- WORK TO DO
Write the listing below out again exactly, dropping the images.

════

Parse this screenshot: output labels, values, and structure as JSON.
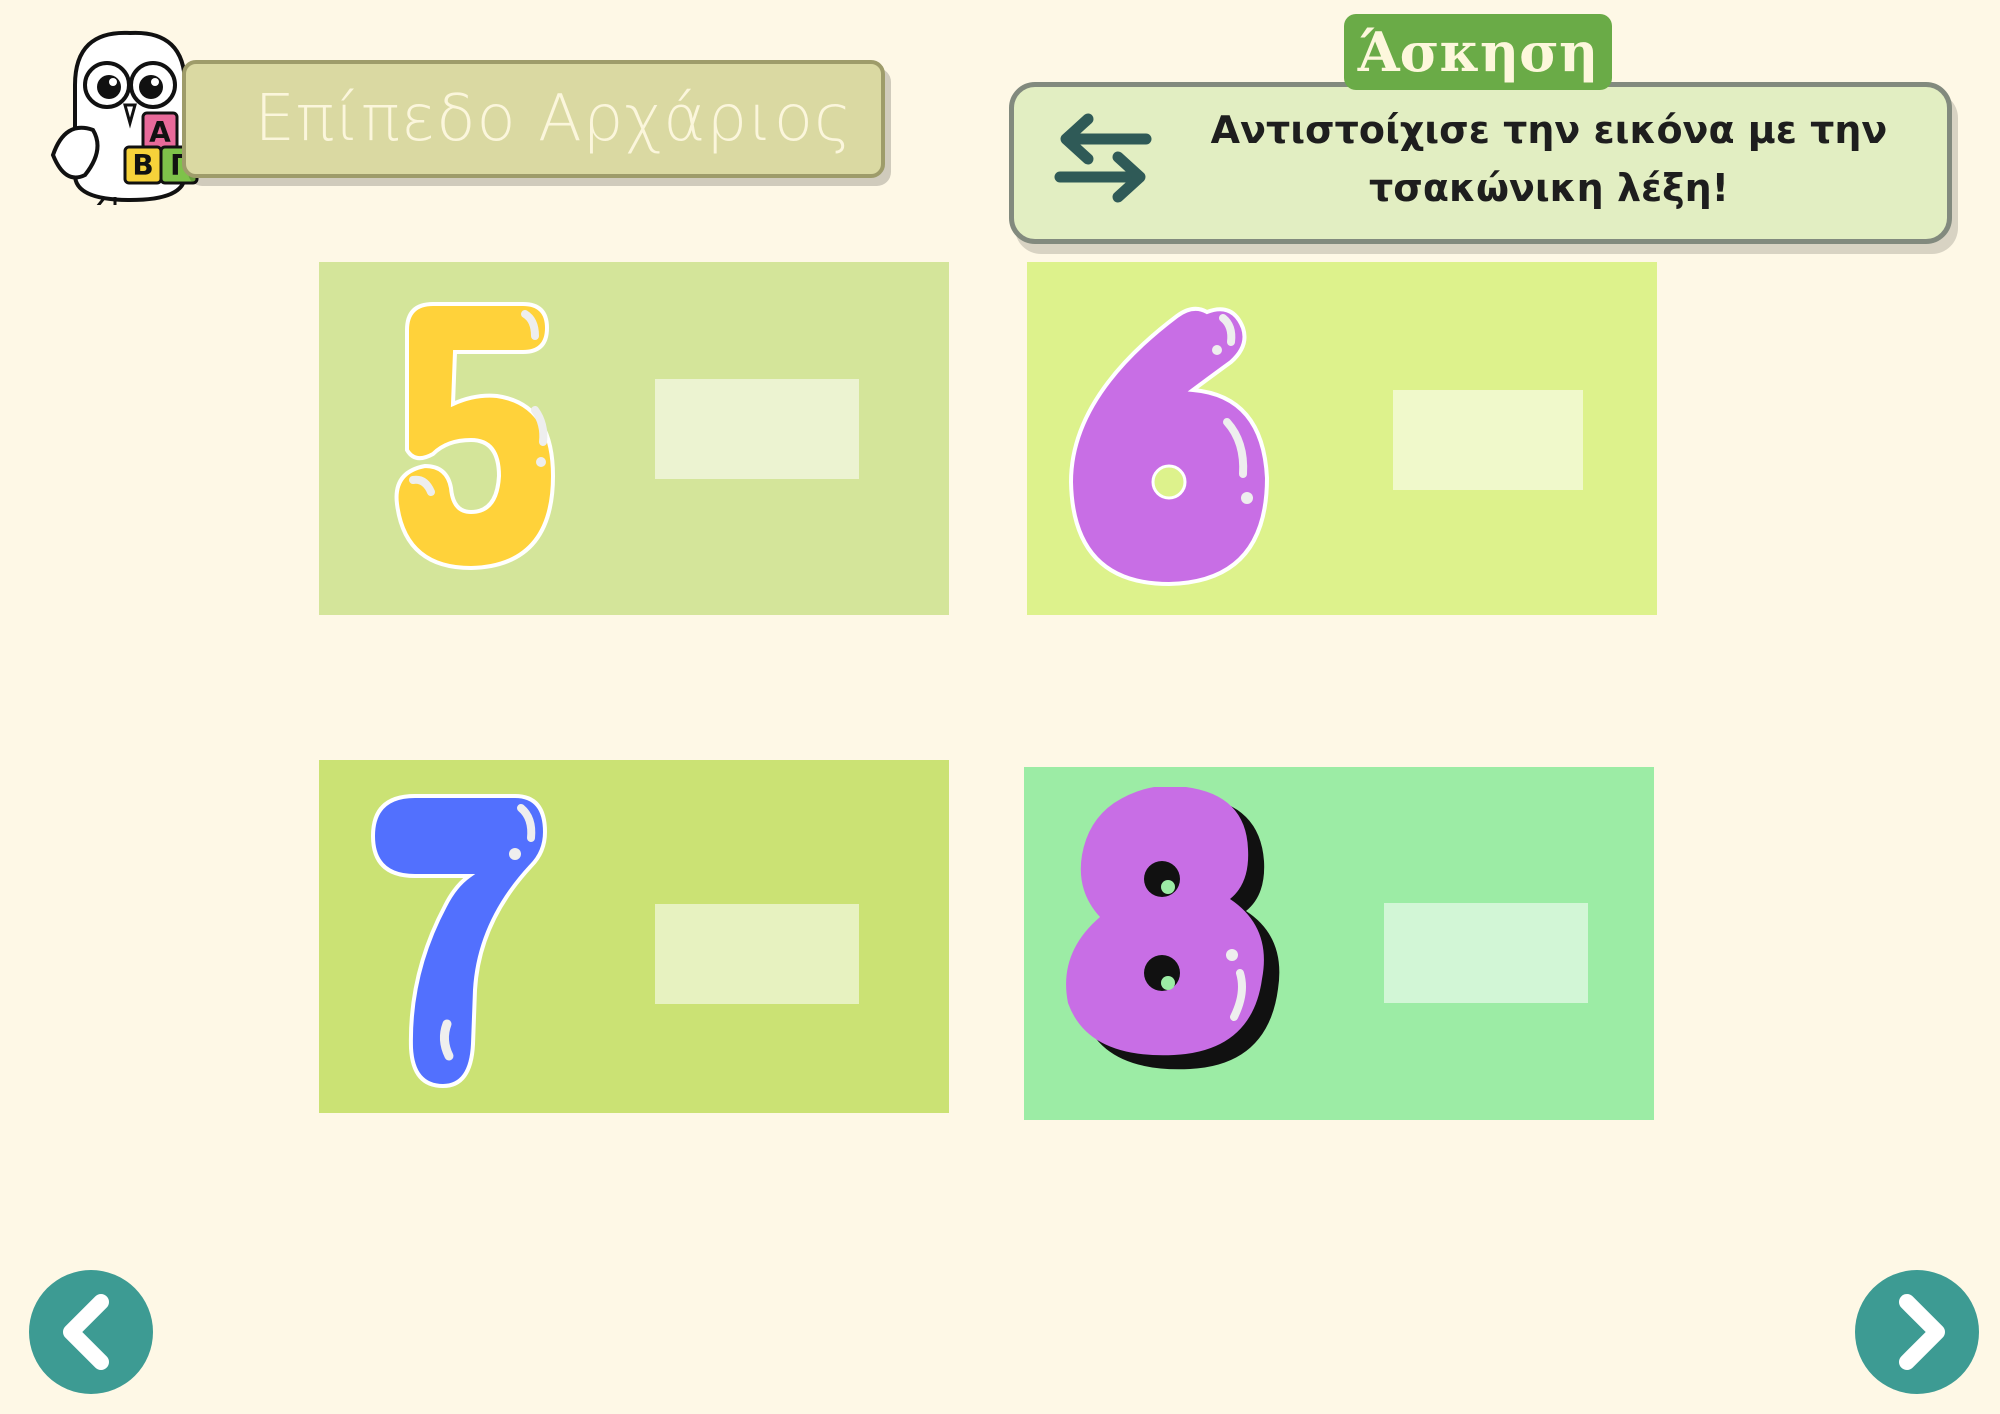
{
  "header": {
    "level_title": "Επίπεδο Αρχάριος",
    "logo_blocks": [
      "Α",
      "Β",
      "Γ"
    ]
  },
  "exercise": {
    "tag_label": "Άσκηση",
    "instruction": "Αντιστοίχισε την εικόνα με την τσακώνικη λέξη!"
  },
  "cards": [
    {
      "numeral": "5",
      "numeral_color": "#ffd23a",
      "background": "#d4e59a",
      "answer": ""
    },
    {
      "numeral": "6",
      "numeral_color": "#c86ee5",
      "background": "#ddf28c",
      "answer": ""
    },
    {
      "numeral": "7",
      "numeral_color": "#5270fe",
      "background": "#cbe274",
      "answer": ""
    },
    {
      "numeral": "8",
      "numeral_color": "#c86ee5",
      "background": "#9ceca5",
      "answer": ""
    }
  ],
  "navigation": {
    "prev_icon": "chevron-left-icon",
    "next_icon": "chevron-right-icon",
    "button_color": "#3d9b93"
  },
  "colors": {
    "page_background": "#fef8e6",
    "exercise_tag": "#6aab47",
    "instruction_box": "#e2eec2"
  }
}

════

- RESPONSE TO THIS EXERCISE
Parse this screenshot: output labels, values, and structure as JSON.
{
  "header": {
    "level_title": "Επίπεδο Αρχάριος",
    "logo_blocks": [
      "Α",
      "Β",
      "Γ"
    ]
  },
  "exercise": {
    "tag_label": "Άσκηση",
    "instruction": "Αντιστοίχισε την εικόνα με την τσακώνικη λέξη!"
  },
  "cards": [
    {
      "numeral": "5",
      "numeral_color": "#ffd23a",
      "background": "#d4e59a",
      "answer": ""
    },
    {
      "numeral": "6",
      "numeral_color": "#c86ee5",
      "background": "#ddf28c",
      "answer": ""
    },
    {
      "numeral": "7",
      "numeral_color": "#5270fe",
      "background": "#cbe274",
      "answer": ""
    },
    {
      "numeral": "8",
      "numeral_color": "#c86ee5",
      "background": "#9ceca5",
      "answer": ""
    }
  ],
  "navigation": {
    "prev_icon": "chevron-left-icon",
    "next_icon": "chevron-right-icon",
    "button_color": "#3d9b93"
  },
  "colors": {
    "page_background": "#fef8e6",
    "exercise_tag": "#6aab47",
    "instruction_box": "#e2eec2"
  }
}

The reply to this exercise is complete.